Given exercise: Please write out the material that follows, exactly as it stands.

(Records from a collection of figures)
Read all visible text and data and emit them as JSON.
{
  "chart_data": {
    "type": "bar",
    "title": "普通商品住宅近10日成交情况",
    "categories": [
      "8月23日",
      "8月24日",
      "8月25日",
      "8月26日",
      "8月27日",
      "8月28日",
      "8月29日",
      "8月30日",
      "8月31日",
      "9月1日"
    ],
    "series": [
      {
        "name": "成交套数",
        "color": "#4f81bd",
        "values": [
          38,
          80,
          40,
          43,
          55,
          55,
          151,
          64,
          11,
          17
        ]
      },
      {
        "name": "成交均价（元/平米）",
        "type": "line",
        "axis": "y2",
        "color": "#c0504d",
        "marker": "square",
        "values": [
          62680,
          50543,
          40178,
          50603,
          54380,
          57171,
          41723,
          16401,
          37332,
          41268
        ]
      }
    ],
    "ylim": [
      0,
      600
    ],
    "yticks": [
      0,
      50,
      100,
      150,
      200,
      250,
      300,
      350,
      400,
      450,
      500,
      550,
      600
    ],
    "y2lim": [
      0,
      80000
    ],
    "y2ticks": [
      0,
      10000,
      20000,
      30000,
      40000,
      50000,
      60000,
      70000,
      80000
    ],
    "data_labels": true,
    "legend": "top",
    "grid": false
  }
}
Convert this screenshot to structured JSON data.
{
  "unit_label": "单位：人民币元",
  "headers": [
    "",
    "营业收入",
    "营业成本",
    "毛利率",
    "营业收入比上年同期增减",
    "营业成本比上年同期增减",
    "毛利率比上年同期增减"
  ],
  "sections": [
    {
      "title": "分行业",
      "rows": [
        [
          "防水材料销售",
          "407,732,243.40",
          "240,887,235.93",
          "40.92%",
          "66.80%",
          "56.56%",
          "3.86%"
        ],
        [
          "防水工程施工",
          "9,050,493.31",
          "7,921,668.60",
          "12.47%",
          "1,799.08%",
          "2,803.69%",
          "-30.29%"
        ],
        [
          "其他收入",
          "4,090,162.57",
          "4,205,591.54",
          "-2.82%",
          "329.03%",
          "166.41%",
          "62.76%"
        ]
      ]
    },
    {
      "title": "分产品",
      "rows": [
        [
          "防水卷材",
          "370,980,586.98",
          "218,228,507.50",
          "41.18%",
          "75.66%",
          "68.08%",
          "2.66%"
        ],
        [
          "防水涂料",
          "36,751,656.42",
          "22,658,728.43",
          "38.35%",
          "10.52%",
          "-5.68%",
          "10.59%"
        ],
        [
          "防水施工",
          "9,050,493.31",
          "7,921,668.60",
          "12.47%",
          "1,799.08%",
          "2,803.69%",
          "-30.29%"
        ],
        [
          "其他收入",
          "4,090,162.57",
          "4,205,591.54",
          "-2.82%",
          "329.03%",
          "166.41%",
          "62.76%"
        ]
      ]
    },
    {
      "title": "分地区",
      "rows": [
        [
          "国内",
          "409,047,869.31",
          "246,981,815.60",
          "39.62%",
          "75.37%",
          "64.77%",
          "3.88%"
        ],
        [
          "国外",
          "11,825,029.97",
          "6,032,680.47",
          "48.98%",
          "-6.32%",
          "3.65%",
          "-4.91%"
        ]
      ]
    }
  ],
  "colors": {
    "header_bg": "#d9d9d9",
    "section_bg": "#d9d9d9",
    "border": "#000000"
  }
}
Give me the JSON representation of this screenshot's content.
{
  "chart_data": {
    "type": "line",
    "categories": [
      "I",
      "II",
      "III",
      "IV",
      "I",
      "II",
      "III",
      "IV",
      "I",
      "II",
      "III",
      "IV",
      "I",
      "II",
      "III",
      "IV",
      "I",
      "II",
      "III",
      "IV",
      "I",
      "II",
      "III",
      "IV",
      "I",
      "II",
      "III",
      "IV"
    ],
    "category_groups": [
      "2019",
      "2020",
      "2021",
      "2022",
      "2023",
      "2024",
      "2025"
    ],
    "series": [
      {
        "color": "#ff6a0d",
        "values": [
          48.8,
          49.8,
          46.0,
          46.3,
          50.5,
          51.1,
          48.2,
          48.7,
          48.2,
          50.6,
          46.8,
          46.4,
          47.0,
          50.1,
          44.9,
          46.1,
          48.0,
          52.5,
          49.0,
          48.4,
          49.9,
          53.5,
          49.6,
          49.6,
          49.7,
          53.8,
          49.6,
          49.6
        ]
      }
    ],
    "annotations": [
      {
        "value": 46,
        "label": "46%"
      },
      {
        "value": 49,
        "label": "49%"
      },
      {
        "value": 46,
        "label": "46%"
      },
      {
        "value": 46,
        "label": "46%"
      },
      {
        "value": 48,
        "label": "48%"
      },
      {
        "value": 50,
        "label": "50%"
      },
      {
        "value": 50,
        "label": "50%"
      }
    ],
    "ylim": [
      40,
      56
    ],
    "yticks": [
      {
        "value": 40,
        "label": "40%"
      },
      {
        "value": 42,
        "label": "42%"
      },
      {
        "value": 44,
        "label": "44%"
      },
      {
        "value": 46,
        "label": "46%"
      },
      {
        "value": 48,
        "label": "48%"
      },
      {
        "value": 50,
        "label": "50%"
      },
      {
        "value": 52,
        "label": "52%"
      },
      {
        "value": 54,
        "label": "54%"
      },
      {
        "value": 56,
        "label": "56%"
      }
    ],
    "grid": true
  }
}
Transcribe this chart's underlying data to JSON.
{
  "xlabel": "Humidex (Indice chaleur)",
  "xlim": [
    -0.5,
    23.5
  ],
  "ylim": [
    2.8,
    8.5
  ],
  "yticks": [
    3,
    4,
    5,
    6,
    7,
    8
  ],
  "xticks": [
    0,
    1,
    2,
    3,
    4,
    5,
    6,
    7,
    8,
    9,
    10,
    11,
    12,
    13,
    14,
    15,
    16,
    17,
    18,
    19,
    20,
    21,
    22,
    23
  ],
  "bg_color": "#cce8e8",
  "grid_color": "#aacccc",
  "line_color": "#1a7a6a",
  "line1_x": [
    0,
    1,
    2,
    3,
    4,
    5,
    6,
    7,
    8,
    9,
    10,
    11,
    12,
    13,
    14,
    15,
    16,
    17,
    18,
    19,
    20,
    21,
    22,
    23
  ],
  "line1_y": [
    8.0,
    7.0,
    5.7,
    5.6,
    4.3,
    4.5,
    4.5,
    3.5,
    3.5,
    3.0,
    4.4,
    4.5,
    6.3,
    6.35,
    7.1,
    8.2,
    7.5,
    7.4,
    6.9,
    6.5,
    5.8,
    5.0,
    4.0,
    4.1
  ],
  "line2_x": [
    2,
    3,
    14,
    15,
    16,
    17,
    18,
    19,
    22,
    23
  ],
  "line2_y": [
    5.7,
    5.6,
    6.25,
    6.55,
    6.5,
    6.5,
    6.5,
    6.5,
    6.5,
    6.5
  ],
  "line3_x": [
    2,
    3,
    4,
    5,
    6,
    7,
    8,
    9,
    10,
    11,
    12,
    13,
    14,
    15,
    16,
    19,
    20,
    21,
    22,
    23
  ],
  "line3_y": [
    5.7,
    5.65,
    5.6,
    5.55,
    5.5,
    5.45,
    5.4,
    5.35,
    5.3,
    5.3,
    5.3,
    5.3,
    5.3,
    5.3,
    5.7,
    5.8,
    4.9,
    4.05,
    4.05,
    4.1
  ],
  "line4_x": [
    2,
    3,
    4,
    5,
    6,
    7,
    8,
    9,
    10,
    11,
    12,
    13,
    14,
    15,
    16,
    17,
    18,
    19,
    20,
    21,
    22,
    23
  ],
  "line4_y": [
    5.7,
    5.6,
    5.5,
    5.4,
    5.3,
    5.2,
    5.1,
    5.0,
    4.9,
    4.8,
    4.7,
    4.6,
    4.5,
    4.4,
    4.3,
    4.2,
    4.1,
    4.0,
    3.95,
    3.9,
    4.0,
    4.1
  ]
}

Solution below:
Read all visible text and data and emit them as JSON.
{
  "chart_data": {
    "type": "bar",
    "title": "普通商品住宅近10日成交情况",
    "categories": [
      "8月23日",
      "8月24日",
      "8月25日",
      "8月26日",
      "8月27日",
      "8月28日",
      "8月29日",
      "8月30日",
      "8月31日",
      "9月1日"
    ],
    "series": [
      {
        "name": "成交套数",
        "color": "#4f81bd",
        "values": [
          38,
          80,
          40,
          43,
          55,
          55,
          151,
          64,
          11,
          17
        ]
      },
      {
        "name": "成交均价（元/平米）",
        "type": "line",
        "axis": "y2",
        "color": "#c0504d",
        "marker": "square",
        "values": [
          62680,
          50543,
          40178,
          50603,
          54380,
          57171,
          41723,
          16401,
          37332,
          41268
        ]
      }
    ],
    "ylim": [
      0,
      600
    ],
    "yticks": [
      0,
      50,
      100,
      150,
      200,
      250,
      300,
      350,
      400,
      450,
      500,
      550,
      600
    ],
    "y2lim": [
      0,
      80000
    ],
    "y2ticks": [
      0,
      10000,
      20000,
      30000,
      40000,
      50000,
      60000,
      70000,
      80000
    ],
    "data_labels": true,
    "legend": "top",
    "grid": false
  }
}
Convert this screenshot to structured JSON data.
{
  "unit_label": "单位：人民币元",
  "headers": [
    "",
    "营业收入",
    "营业成本",
    "毛利率",
    "营业收入比上年同期增减",
    "营业成本比上年同期增减",
    "毛利率比上年同期增减"
  ],
  "sections": [
    {
      "title": "分行业",
      "rows": [
        [
          "防水材料销售",
          "407,732,243.40",
          "240,887,235.93",
          "40.92%",
          "66.80%",
          "56.56%",
          "3.86%"
        ],
        [
          "防水工程施工",
          "9,050,493.31",
          "7,921,668.60",
          "12.47%",
          "1,799.08%",
          "2,803.69%",
          "-30.29%"
        ],
        [
          "其他收入",
          "4,090,162.57",
          "4,205,591.54",
          "-2.82%",
          "329.03%",
          "166.41%",
          "62.76%"
        ]
      ]
    },
    {
      "title": "分产品",
      "rows": [
        [
          "防水卷材",
          "370,980,586.98",
          "218,228,507.50",
          "41.18%",
          "75.66%",
          "68.08%",
          "2.66%"
        ],
        [
          "防水涂料",
          "36,751,656.42",
          "22,658,728.43",
          "38.35%",
          "10.52%",
          "-5.68%",
          "10.59%"
        ],
        [
          "防水施工",
          "9,050,493.31",
          "7,921,668.60",
          "12.47%",
          "1,799.08%",
          "2,803.69%",
          "-30.29%"
        ],
        [
          "其他收入",
          "4,090,162.57",
          "4,205,591.54",
          "-2.82%",
          "329.03%",
          "166.41%",
          "62.76%"
        ]
      ]
    },
    {
      "title": "分地区",
      "rows": [
        [
          "国内",
          "409,047,869.31",
          "246,981,815.60",
          "39.62%",
          "75.37%",
          "64.77%",
          "3.88%"
        ],
        [
          "国外",
          "11,825,029.97",
          "6,032,680.47",
          "48.98%",
          "-6.32%",
          "3.65%",
          "-4.91%"
        ]
      ]
    }
  ],
  "colors": {
    "header_bg": "#d9d9d9",
    "section_bg": "#d9d9d9",
    "border": "#000000"
  }
}
Give me the JSON representation of this screenshot's content.
{
  "chart_data": {
    "type": "line",
    "categories": [
      "I",
      "II",
      "III",
      "IV",
      "I",
      "II",
      "III",
      "IV",
      "I",
      "II",
      "III",
      "IV",
      "I",
      "II",
      "III",
      "IV",
      "I",
      "II",
      "III",
      "IV",
      "I",
      "II",
      "III",
      "IV",
      "I",
      "II",
      "III",
      "IV"
    ],
    "category_groups": [
      "2019",
      "2020",
      "2021",
      "2022",
      "2023",
      "2024",
      "2025"
    ],
    "series": [
      {
        "color": "#ff6a0d",
        "values": [
          48.8,
          49.8,
          46.0,
          46.3,
          50.5,
          51.1,
          48.2,
          48.7,
          48.2,
          50.6,
          46.8,
          46.4,
          47.0,
          50.1,
          44.9,
          46.1,
          48.0,
          52.5,
          49.0,
          48.4,
          49.9,
          53.5,
          49.6,
          49.6,
          49.7,
          53.8,
          49.6,
          49.6
        ]
      }
    ],
    "annotations": [
      {
        "value": 46,
        "label": "46%"
      },
      {
        "value": 49,
        "label": "49%"
      },
      {
        "value": 46,
        "label": "46%"
      },
      {
        "value": 46,
        "label": "46%"
      },
      {
        "value": 48,
        "label": "48%"
      },
      {
        "value": 50,
        "label": "50%"
      },
      {
        "value": 50,
        "label": "50%"
      }
    ],
    "ylim": [
      40,
      56
    ],
    "yticks": [
      {
        "value": 40,
        "label": "40%"
      },
      {
        "value": 42,
        "label": "42%"
      },
      {
        "value": 44,
        "label": "44%"
      },
      {
        "value": 46,
        "label": "46%"
      },
      {
        "value": 48,
        "label": "48%"
      },
      {
        "value": 50,
        "label": "50%"
      },
      {
        "value": 52,
        "label": "52%"
      },
      {
        "value": 54,
        "label": "54%"
      },
      {
        "value": 56,
        "label": "56%"
      }
    ],
    "grid": true
  }
}
Transcribe this chart's underlying data to JSON.
{
  "xlabel": "Humidex (Indice chaleur)",
  "xlim": [
    -0.5,
    23.5
  ],
  "ylim": [
    2.8,
    8.5
  ],
  "yticks": [
    3,
    4,
    5,
    6,
    7,
    8
  ],
  "xticks": [
    0,
    1,
    2,
    3,
    4,
    5,
    6,
    7,
    8,
    9,
    10,
    11,
    12,
    13,
    14,
    15,
    16,
    17,
    18,
    19,
    20,
    21,
    22,
    23
  ],
  "bg_color": "#cce8e8",
  "grid_color": "#aacccc",
  "line_color": "#1a7a6a",
  "line1_x": [
    0,
    1,
    2,
    3,
    4,
    5,
    6,
    7,
    8,
    9,
    10,
    11,
    12,
    13,
    14,
    15,
    16,
    17,
    18,
    19,
    20,
    21,
    22,
    23
  ],
  "line1_y": [
    8.0,
    7.0,
    5.7,
    5.6,
    4.3,
    4.5,
    4.5,
    3.5,
    3.5,
    3.0,
    4.4,
    4.5,
    6.3,
    6.35,
    7.1,
    8.2,
    7.5,
    7.4,
    6.9,
    6.5,
    5.8,
    5.0,
    4.0,
    4.1
  ],
  "line2_x": [
    2,
    3,
    14,
    15,
    16,
    17,
    18,
    19,
    22,
    23
  ],
  "line2_y": [
    5.7,
    5.6,
    6.25,
    6.55,
    6.5,
    6.5,
    6.5,
    6.5,
    6.5,
    6.5
  ],
  "line3_x": [
    2,
    3,
    4,
    5,
    6,
    7,
    8,
    9,
    10,
    11,
    12,
    13,
    14,
    15,
    16,
    19,
    20,
    21,
    22,
    23
  ],
  "line3_y": [
    5.7,
    5.65,
    5.6,
    5.55,
    5.5,
    5.45,
    5.4,
    5.35,
    5.3,
    5.3,
    5.3,
    5.3,
    5.3,
    5.3,
    5.7,
    5.8,
    4.9,
    4.05,
    4.05,
    4.1
  ],
  "line4_x": [
    2,
    3,
    4,
    5,
    6,
    7,
    8,
    9,
    10,
    11,
    12,
    13,
    14,
    15,
    16,
    17,
    18,
    19,
    20,
    21,
    22,
    23
  ],
  "line4_y": [
    5.7,
    5.6,
    5.5,
    5.4,
    5.3,
    5.2,
    5.1,
    5.0,
    4.9,
    4.8,
    4.7,
    4.6,
    4.5,
    4.4,
    4.3,
    4.2,
    4.1,
    4.0,
    3.95,
    3.9,
    4.0,
    4.1
  ]
}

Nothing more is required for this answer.